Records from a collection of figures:
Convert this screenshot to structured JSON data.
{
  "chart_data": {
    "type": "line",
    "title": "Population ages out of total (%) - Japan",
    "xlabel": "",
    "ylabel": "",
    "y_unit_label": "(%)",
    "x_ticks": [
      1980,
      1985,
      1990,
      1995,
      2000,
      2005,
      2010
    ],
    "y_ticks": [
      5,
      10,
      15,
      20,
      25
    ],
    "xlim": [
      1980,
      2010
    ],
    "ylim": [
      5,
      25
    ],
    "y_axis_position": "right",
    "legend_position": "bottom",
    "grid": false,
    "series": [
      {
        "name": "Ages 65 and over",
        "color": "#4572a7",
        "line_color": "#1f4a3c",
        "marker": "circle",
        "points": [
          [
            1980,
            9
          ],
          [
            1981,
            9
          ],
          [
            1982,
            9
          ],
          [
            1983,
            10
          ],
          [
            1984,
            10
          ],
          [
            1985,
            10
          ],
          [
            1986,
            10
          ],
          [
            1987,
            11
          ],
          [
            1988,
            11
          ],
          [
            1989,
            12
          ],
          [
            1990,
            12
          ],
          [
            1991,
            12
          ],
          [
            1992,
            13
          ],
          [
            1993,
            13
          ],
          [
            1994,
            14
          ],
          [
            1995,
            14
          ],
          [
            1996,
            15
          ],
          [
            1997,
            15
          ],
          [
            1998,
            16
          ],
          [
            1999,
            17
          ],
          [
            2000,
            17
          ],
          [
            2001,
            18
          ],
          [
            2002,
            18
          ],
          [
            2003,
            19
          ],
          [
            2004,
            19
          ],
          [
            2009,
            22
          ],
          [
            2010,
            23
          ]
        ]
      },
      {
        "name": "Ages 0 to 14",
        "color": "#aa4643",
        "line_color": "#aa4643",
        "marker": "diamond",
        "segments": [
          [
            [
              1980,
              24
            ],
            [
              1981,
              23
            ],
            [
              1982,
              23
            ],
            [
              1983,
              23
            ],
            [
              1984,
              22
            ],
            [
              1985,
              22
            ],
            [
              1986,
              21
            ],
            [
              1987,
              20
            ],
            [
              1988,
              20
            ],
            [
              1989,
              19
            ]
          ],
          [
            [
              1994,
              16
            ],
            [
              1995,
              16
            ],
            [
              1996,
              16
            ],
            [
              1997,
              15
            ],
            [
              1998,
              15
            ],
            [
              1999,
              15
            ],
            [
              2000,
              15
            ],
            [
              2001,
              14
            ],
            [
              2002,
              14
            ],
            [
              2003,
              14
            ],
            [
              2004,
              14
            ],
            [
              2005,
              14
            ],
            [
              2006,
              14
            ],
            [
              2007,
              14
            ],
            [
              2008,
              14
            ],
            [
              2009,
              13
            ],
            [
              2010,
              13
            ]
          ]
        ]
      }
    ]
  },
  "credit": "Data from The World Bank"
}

> Task
Copy all of the data. Keep every word exactly as it is.

> Solution for this problem
Convert this screenshot to structured JSON data.
{
  "chart_data": {
    "type": "line",
    "title": "Population ages out of total (%) - Japan",
    "xlabel": "",
    "ylabel": "",
    "y_unit_label": "(%)",
    "x_ticks": [
      1980,
      1985,
      1990,
      1995,
      2000,
      2005,
      2010
    ],
    "y_ticks": [
      5,
      10,
      15,
      20,
      25
    ],
    "xlim": [
      1980,
      2010
    ],
    "ylim": [
      5,
      25
    ],
    "y_axis_position": "right",
    "legend_position": "bottom",
    "grid": false,
    "series": [
      {
        "name": "Ages 65 and over",
        "color": "#4572a7",
        "line_color": "#1f4a3c",
        "marker": "circle",
        "points": [
          [
            1980,
            9
          ],
          [
            1981,
            9
          ],
          [
            1982,
            9
          ],
          [
            1983,
            10
          ],
          [
            1984,
            10
          ],
          [
            1985,
            10
          ],
          [
            1986,
            10
          ],
          [
            1987,
            11
          ],
          [
            1988,
            11
          ],
          [
            1989,
            12
          ],
          [
            1990,
            12
          ],
          [
            1991,
            12
          ],
          [
            1992,
            13
          ],
          [
            1993,
            13
          ],
          [
            1994,
            14
          ],
          [
            1995,
            14
          ],
          [
            1996,
            15
          ],
          [
            1997,
            15
          ],
          [
            1998,
            16
          ],
          [
            1999,
            17
          ],
          [
            2000,
            17
          ],
          [
            2001,
            18
          ],
          [
            2002,
            18
          ],
          [
            2003,
            19
          ],
          [
            2004,
            19
          ],
          [
            2009,
            22
          ],
          [
            2010,
            23
          ]
        ]
      },
      {
        "name": "Ages 0 to 14",
        "color": "#aa4643",
        "line_color": "#aa4643",
        "marker": "diamond",
        "segments": [
          [
            [
              1980,
              24
            ],
            [
              1981,
              23
            ],
            [
              1982,
              23
            ],
            [
              1983,
              23
            ],
            [
              1984,
              22
            ],
            [
              1985,
              22
            ],
            [
              1986,
              21
            ],
            [
              1987,
              20
            ],
            [
              1988,
              20
            ],
            [
              1989,
              19
            ]
          ],
          [
            [
              1994,
              16
            ],
            [
              1995,
              16
            ],
            [
              1996,
              16
            ],
            [
              1997,
              15
            ],
            [
              1998,
              15
            ],
            [
              1999,
              15
            ],
            [
              2000,
              15
            ],
            [
              2001,
              14
            ],
            [
              2002,
              14
            ],
            [
              2003,
              14
            ],
            [
              2004,
              14
            ],
            [
              2005,
              14
            ],
            [
              2006,
              14
            ],
            [
              2007,
              14
            ],
            [
              2008,
              14
            ],
            [
              2009,
              13
            ],
            [
              2010,
              13
            ]
          ]
        ]
      }
    ]
  },
  "credit": "Data from The World Bank"
}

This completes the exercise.